• [Given exercise]
Copy out the listing in full, exactly as written, but not its pictures.

------------------------------------------------------------

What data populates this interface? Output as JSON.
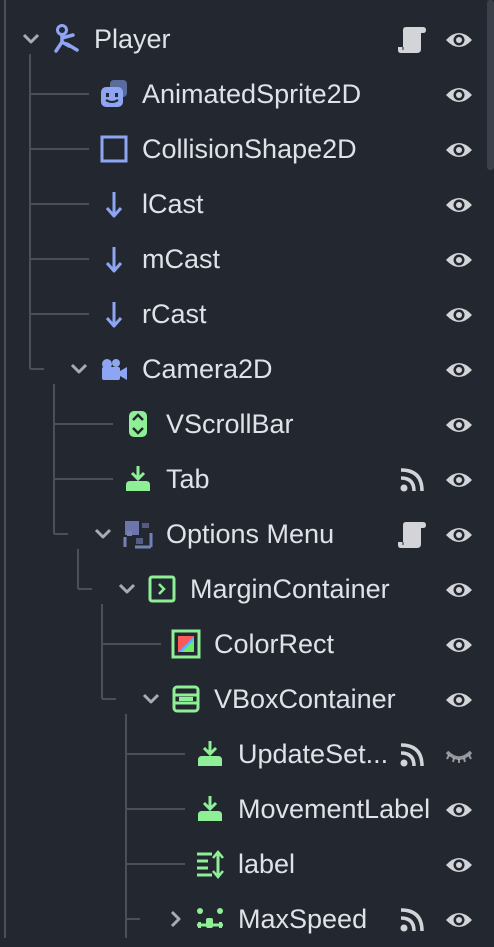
{
  "scene_tree": {
    "nodes": [
      {
        "label": "Player",
        "depth": 0,
        "type": "node2d",
        "expander": "down",
        "script": true,
        "signal": false,
        "visibility": "visible"
      },
      {
        "label": "AnimatedSprite2D",
        "depth": 1,
        "type": "animated-sprite",
        "expander": "none",
        "script": false,
        "signal": false,
        "visibility": "visible"
      },
      {
        "label": "CollisionShape2D",
        "depth": 1,
        "type": "collision-shape",
        "expander": "none",
        "script": false,
        "signal": false,
        "visibility": "visible"
      },
      {
        "label": "lCast",
        "depth": 1,
        "type": "raycast",
        "expander": "none",
        "script": false,
        "signal": false,
        "visibility": "visible"
      },
      {
        "label": "mCast",
        "depth": 1,
        "type": "raycast",
        "expander": "none",
        "script": false,
        "signal": false,
        "visibility": "visible"
      },
      {
        "label": "rCast",
        "depth": 1,
        "type": "raycast",
        "expander": "none",
        "script": false,
        "signal": false,
        "visibility": "visible"
      },
      {
        "label": "Camera2D",
        "depth": 1,
        "type": "camera",
        "expander": "down",
        "script": false,
        "signal": false,
        "visibility": "visible"
      },
      {
        "label": "VScrollBar",
        "depth": 2,
        "type": "vscrollbar",
        "expander": "none",
        "script": false,
        "signal": false,
        "visibility": "visible"
      },
      {
        "label": "Tab",
        "depth": 2,
        "type": "label",
        "expander": "none",
        "script": false,
        "signal": true,
        "visibility": "visible"
      },
      {
        "label": "Options Menu",
        "depth": 2,
        "type": "control",
        "expander": "down",
        "script": true,
        "signal": false,
        "visibility": "visible"
      },
      {
        "label": "MarginContainer",
        "depth": 3,
        "type": "margin-container",
        "expander": "down",
        "script": false,
        "signal": false,
        "visibility": "visible"
      },
      {
        "label": "ColorRect",
        "depth": 4,
        "type": "color-rect",
        "expander": "none",
        "script": false,
        "signal": false,
        "visibility": "visible"
      },
      {
        "label": "VBoxContainer",
        "depth": 4,
        "type": "vbox-container",
        "expander": "down",
        "script": false,
        "signal": false,
        "visibility": "visible"
      },
      {
        "label": "UpdateSet...",
        "depth": 5,
        "type": "label",
        "expander": "none",
        "script": false,
        "signal": true,
        "visibility": "hidden"
      },
      {
        "label": "MovementLabel",
        "depth": 5,
        "type": "label",
        "expander": "none",
        "script": false,
        "signal": false,
        "visibility": "visible"
      },
      {
        "label": "label",
        "depth": 5,
        "type": "rich-text-label",
        "expander": "none",
        "script": false,
        "signal": false,
        "visibility": "visible"
      },
      {
        "label": "MaxSpeed",
        "depth": 5,
        "type": "hslider",
        "expander": "right",
        "script": false,
        "signal": true,
        "visibility": "visible"
      }
    ]
  },
  "colors": {
    "background": "#232730",
    "text": "#dfe2e7",
    "node2d_blue": "#8da5f3",
    "control_green": "#8eef97",
    "icon_gray": "#d2d4d8",
    "guide_line": "#4a4f58",
    "expander": "#a7abb2"
  }
}
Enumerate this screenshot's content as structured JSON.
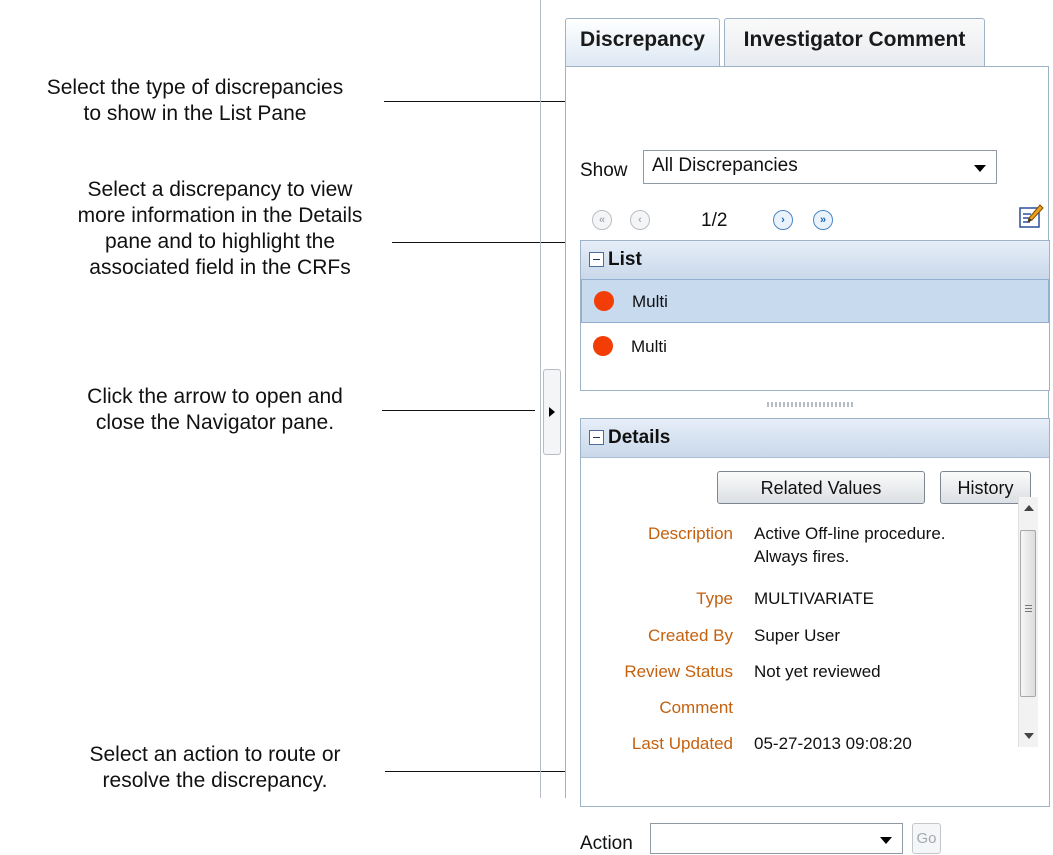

------------------------------------------------------------

• [Worked answer]
What data populates this interface? Output as JSON.
{
  "scene_tree": {
    "nodes": [
      {
        "label": "Player",
        "depth": 0,
        "type": "node2d",
        "expander": "down",
        "script": true,
        "signal": false,
        "visibility": "visible"
      },
      {
        "label": "AnimatedSprite2D",
        "depth": 1,
        "type": "animated-sprite",
        "expander": "none",
        "script": false,
        "signal": false,
        "visibility": "visible"
      },
      {
        "label": "CollisionShape2D",
        "depth": 1,
        "type": "collision-shape",
        "expander": "none",
        "script": false,
        "signal": false,
        "visibility": "visible"
      },
      {
        "label": "lCast",
        "depth": 1,
        "type": "raycast",
        "expander": "none",
        "script": false,
        "signal": false,
        "visibility": "visible"
      },
      {
        "label": "mCast",
        "depth": 1,
        "type": "raycast",
        "expander": "none",
        "script": false,
        "signal": false,
        "visibility": "visible"
      },
      {
        "label": "rCast",
        "depth": 1,
        "type": "raycast",
        "expander": "none",
        "script": false,
        "signal": false,
        "visibility": "visible"
      },
      {
        "label": "Camera2D",
        "depth": 1,
        "type": "camera",
        "expander": "down",
        "script": false,
        "signal": false,
        "visibility": "visible"
      },
      {
        "label": "VScrollBar",
        "depth": 2,
        "type": "vscrollbar",
        "expander": "none",
        "script": false,
        "signal": false,
        "visibility": "visible"
      },
      {
        "label": "Tab",
        "depth": 2,
        "type": "label",
        "expander": "none",
        "script": false,
        "signal": true,
        "visibility": "visible"
      },
      {
        "label": "Options Menu",
        "depth": 2,
        "type": "control",
        "expander": "down",
        "script": true,
        "signal": false,
        "visibility": "visible"
      },
      {
        "label": "MarginContainer",
        "depth": 3,
        "type": "margin-container",
        "expander": "down",
        "script": false,
        "signal": false,
        "visibility": "visible"
      },
      {
        "label": "ColorRect",
        "depth": 4,
        "type": "color-rect",
        "expander": "none",
        "script": false,
        "signal": false,
        "visibility": "visible"
      },
      {
        "label": "VBoxContainer",
        "depth": 4,
        "type": "vbox-container",
        "expander": "down",
        "script": false,
        "signal": false,
        "visibility": "visible"
      },
      {
        "label": "UpdateSet...",
        "depth": 5,
        "type": "label",
        "expander": "none",
        "script": false,
        "signal": true,
        "visibility": "hidden"
      },
      {
        "label": "MovementLabel",
        "depth": 5,
        "type": "label",
        "expander": "none",
        "script": false,
        "signal": false,
        "visibility": "visible"
      },
      {
        "label": "label",
        "depth": 5,
        "type": "rich-text-label",
        "expander": "none",
        "script": false,
        "signal": false,
        "visibility": "visible"
      },
      {
        "label": "MaxSpeed",
        "depth": 5,
        "type": "hslider",
        "expander": "right",
        "script": false,
        "signal": true,
        "visibility": "visible"
      }
    ]
  },
  "colors": {
    "background": "#232730",
    "text": "#dfe2e7",
    "node2d_blue": "#8da5f3",
    "control_green": "#8eef97",
    "icon_gray": "#d2d4d8",
    "guide_line": "#4a4f58",
    "expander": "#a7abb2"
  }
}
Enumerate this screenshot's content as structured JSON.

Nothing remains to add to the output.